Chart and figure data
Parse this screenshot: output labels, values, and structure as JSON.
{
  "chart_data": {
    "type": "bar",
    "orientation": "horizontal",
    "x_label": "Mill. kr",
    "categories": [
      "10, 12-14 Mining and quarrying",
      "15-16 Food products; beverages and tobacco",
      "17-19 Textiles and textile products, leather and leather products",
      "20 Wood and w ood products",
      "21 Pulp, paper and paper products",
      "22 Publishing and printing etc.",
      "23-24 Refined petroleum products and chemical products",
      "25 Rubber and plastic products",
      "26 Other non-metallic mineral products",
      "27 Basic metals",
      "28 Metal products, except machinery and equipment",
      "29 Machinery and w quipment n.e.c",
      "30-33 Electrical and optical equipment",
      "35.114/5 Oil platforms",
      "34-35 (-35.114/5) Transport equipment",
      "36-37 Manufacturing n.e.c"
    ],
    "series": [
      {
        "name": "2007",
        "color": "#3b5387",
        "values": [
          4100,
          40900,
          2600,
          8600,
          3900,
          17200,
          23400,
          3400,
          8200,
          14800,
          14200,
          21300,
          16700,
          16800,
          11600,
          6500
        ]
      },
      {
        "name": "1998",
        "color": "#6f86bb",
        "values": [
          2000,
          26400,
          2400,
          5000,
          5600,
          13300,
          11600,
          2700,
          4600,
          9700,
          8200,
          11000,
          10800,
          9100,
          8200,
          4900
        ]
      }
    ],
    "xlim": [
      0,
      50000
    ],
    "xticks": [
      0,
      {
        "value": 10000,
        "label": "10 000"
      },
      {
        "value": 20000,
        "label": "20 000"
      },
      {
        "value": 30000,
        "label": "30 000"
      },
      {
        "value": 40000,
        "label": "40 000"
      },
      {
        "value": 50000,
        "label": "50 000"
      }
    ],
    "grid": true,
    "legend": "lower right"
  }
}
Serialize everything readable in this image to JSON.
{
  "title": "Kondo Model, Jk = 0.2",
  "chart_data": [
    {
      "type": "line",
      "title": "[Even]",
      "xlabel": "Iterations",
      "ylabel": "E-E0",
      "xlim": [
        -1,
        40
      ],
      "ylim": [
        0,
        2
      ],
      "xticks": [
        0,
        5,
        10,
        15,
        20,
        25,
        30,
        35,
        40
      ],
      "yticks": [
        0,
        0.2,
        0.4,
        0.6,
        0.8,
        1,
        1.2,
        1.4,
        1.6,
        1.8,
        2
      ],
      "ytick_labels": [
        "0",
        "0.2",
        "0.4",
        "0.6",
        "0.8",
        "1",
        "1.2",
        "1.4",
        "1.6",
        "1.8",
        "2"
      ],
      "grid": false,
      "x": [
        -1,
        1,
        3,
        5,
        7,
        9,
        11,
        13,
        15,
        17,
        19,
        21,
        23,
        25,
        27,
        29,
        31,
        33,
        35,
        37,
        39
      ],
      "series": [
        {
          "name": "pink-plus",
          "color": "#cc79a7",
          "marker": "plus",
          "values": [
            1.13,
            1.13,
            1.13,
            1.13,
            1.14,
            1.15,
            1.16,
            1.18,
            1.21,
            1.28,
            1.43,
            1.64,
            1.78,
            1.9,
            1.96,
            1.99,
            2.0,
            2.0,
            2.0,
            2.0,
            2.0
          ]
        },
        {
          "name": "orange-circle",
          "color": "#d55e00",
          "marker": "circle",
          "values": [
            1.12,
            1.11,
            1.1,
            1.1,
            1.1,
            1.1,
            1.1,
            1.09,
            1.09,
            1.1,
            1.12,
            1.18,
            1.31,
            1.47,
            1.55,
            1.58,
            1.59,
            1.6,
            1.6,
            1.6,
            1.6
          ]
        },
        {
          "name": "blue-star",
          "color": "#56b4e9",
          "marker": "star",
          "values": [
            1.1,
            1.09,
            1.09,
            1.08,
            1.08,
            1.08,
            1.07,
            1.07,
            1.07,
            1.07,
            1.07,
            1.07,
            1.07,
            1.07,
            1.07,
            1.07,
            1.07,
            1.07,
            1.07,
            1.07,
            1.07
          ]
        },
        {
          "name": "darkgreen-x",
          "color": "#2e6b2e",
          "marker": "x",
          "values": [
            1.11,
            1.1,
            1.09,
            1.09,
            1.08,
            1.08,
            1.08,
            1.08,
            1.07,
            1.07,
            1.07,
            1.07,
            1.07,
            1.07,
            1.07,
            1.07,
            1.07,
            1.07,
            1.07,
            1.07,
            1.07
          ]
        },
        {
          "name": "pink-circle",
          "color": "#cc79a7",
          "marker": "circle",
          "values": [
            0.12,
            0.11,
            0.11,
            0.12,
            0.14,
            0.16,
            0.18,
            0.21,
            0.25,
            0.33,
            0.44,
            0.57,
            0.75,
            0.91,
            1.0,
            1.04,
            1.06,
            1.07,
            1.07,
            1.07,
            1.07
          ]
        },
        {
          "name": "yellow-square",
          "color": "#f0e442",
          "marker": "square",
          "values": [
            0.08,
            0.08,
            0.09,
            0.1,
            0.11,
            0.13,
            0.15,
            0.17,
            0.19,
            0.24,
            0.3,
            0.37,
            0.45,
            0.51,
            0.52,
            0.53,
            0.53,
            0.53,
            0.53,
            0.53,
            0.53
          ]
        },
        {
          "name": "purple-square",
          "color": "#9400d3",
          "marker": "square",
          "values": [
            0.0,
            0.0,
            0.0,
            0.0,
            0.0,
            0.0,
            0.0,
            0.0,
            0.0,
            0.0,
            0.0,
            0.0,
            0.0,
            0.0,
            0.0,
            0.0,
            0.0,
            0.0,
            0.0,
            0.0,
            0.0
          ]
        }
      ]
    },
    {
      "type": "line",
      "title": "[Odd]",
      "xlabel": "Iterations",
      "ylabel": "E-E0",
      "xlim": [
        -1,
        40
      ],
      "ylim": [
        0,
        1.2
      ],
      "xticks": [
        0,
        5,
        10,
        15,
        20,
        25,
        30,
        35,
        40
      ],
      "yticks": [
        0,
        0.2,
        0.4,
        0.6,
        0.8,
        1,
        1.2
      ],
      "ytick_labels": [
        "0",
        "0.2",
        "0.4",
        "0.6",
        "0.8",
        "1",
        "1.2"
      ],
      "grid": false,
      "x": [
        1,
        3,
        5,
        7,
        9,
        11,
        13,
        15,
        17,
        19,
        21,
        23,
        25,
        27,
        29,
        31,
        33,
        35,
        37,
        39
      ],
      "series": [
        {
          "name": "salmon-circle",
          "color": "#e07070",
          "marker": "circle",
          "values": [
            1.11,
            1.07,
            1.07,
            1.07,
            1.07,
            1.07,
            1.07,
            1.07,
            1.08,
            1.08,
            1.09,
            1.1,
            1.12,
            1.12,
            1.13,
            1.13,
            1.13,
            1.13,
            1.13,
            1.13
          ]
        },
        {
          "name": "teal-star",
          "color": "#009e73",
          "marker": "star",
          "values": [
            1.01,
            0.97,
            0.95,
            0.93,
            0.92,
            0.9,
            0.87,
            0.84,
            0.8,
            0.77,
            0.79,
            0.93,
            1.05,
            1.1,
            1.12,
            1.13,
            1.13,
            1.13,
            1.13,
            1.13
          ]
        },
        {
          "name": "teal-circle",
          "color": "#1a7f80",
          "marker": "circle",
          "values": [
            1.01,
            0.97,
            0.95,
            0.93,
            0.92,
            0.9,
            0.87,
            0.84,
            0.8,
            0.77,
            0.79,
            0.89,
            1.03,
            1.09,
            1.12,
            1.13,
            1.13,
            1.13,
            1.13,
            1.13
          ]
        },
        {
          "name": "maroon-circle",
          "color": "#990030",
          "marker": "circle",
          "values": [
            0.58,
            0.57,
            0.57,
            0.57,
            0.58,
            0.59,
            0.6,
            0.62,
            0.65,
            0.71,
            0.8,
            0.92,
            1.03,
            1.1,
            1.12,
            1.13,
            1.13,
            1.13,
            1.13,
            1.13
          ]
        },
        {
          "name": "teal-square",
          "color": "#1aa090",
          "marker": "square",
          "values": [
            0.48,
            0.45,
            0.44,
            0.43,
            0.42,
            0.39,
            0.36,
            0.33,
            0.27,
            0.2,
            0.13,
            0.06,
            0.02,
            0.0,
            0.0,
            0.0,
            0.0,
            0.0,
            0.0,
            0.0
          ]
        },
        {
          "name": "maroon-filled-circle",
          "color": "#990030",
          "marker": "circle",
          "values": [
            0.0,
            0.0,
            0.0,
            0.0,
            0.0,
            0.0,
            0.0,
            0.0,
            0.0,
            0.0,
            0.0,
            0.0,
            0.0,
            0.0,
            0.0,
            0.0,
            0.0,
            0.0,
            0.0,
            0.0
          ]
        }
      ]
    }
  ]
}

- Task to carry out: From the listing above, pick out each line where the word "star" appears.

- Expected output:
          "name": "blue-star",
          "marker": "star",
          "name": "teal-star",
          "marker": "star",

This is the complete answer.